_EXERCISE GOAL_
Reproduce the records below in full and without edits, omitting images.

Items listed in a dataset:
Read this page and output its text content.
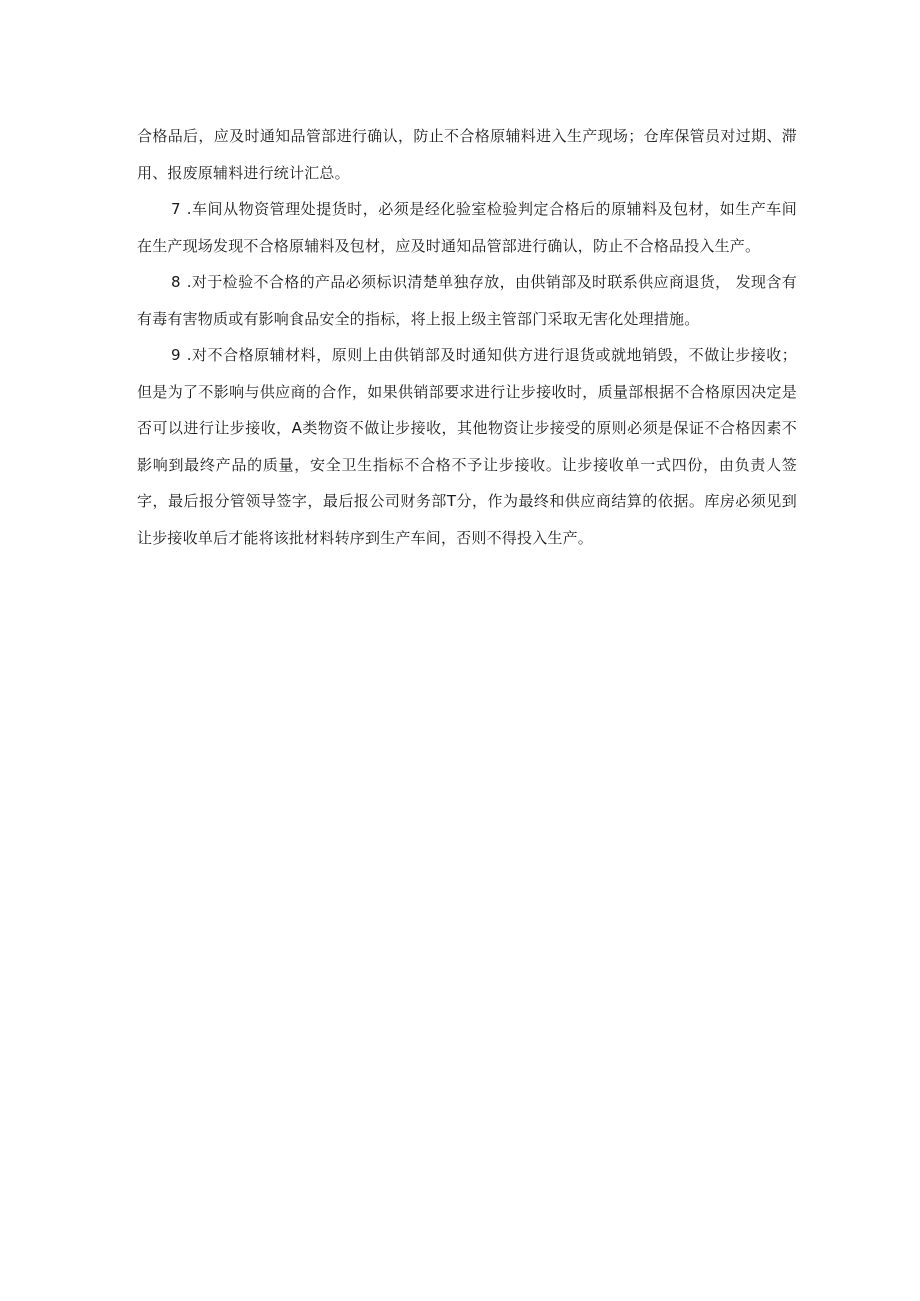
合格品后，应及时通知品管部进行确认，防止不合格原辅料进入生产现场；仓库保管员对过期、滞用、报废原辅料进行统计汇总。

7 .车间从物资管理处提货时，必须是经化验室检验判定合格后的原辅料及包材，如生产车间在生产现场发现不合格原辅料及包材，应及时通知品管部进行确认，防止不合格品投入生产。

8 .对于检验不合格的产品必须标识清楚单独存放，由供销部及时联系供应商退货， 发现含有有毒有害物质或有影响食品安全的指标，将上报上级主管部门采取无害化处理措施。

9 .对不合格原辅材料，原则上由供销部及时通知供方进行退货或就地销毁，不做让步接收；但是为了不影响与供应商的合作，如果供销部要求进行让步接收时，质量部根据不合格原因决定是否可以进行让步接收，A类物资不做让步接收，其他物资让步接受的原则必须是保证不合格因素不影响到最终产品的质量，安全卫生指标不合格不予让步接收。让步接收单一式四份，由负责人签字，最后报分管领导签字，最后报公司财务部T分，作为最终和供应商结算的依据。库房必须见到让步接收单后才能将该批材料转序到生产车间，否则不得投入生产。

_WORKED ANSWER_
Read this page and output its text content.
合格品后，应及时通知品管部进行确认，防止不合格原辅料进入生产现场；仓库保管员对过期、滞用、报废原辅料进行统计汇总。

7 .车间从物资管理处提货时，必须是经化验室检验判定合格后的原辅料及包材，如生产车间在生产现场发现不合格原辅料及包材，应及时通知品管部进行确认，防止不合格品投入生产。

8 .对于检验不合格的产品必须标识清楚单独存放，由供销部及时联系供应商退货， 发现含有有毒有害物质或有影响食品安全的指标，将上报上级主管部门采取无害化处理措施。

9 .对不合格原辅材料，原则上由供销部及时通知供方进行退货或就地销毁，不做让步接收；但是为了不影响与供应商的合作，如果供销部要求进行让步接收时，质量部根据不合格原因决定是否可以进行让步接收，A类物资不做让步接收，其他物资让步接受的原则必须是保证不合格因素不影响到最终产品的质量，安全卫生指标不合格不予让步接收。让步接收单一式四份，由负责人签字，最后报分管领导签字，最后报公司财务部T分，作为最终和供应商结算的依据。库房必须见到让步接收单后才能将该批材料转序到生产车间，否则不得投入生产。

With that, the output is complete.